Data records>
========================================

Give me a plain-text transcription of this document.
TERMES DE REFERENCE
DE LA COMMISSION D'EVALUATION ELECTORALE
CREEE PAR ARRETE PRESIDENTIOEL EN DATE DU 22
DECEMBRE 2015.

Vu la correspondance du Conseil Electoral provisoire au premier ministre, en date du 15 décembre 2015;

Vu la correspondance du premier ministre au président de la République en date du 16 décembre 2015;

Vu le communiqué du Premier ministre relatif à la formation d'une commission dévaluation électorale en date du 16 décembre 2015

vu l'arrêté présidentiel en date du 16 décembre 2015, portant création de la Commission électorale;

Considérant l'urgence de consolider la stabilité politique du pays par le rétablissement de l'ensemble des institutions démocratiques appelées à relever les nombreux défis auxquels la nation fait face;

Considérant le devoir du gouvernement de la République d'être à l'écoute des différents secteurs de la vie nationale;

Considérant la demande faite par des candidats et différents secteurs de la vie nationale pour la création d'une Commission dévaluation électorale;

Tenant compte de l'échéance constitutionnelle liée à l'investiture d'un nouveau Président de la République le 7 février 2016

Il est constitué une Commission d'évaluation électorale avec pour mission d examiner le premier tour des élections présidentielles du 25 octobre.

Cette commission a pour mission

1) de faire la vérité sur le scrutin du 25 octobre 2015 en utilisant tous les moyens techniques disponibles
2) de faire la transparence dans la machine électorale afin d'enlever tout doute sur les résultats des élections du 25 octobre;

========================================

WHAT IS REQUIRED> Please repeat the listing above in full and exactly.

OUTPUT BELOW>
Give me a plain-text transcription of this document.
TERMES DE REFERENCE
DE LA COMMISSION D'EVALUATION ELECTORALE
CREEE PAR ARRETE PRESIDENTIOEL EN DATE DU 22
DECEMBRE 2015.

Vu la correspondance du Conseil Electoral provisoire au premier ministre, en date du 15 décembre 2015;

Vu la correspondance du premier ministre au président de la République en date du 16 décembre 2015;

Vu le communiqué du Premier ministre relatif à la formation d'une commission dévaluation électorale en date du 16 décembre 2015

vu l'arrêté présidentiel en date du 16 décembre 2015, portant création de la Commission électorale;

Considérant l'urgence de consolider la stabilité politique du pays par le rétablissement de l'ensemble des institutions démocratiques appelées à relever les nombreux défis auxquels la nation fait face;

Considérant le devoir du gouvernement de la République d'être à l'écoute des différents secteurs de la vie nationale;

Considérant la demande faite par des candidats et différents secteurs de la vie nationale pour la création d'une Commission dévaluation électorale;

Tenant compte de l'échéance constitutionnelle liée à l'investiture d'un nouveau Président de la République le 7 février 2016

Il est constitué une Commission d'évaluation électorale avec pour mission d examiner le premier tour des élections présidentielles du 25 octobre.

Cette commission a pour mission

1) de faire la vérité sur le scrutin du 25 octobre 2015 en utilisant tous les moyens techniques disponibles
2) de faire la transparence dans la machine électorale afin d'enlever tout doute sur les résultats des élections du 25 octobre;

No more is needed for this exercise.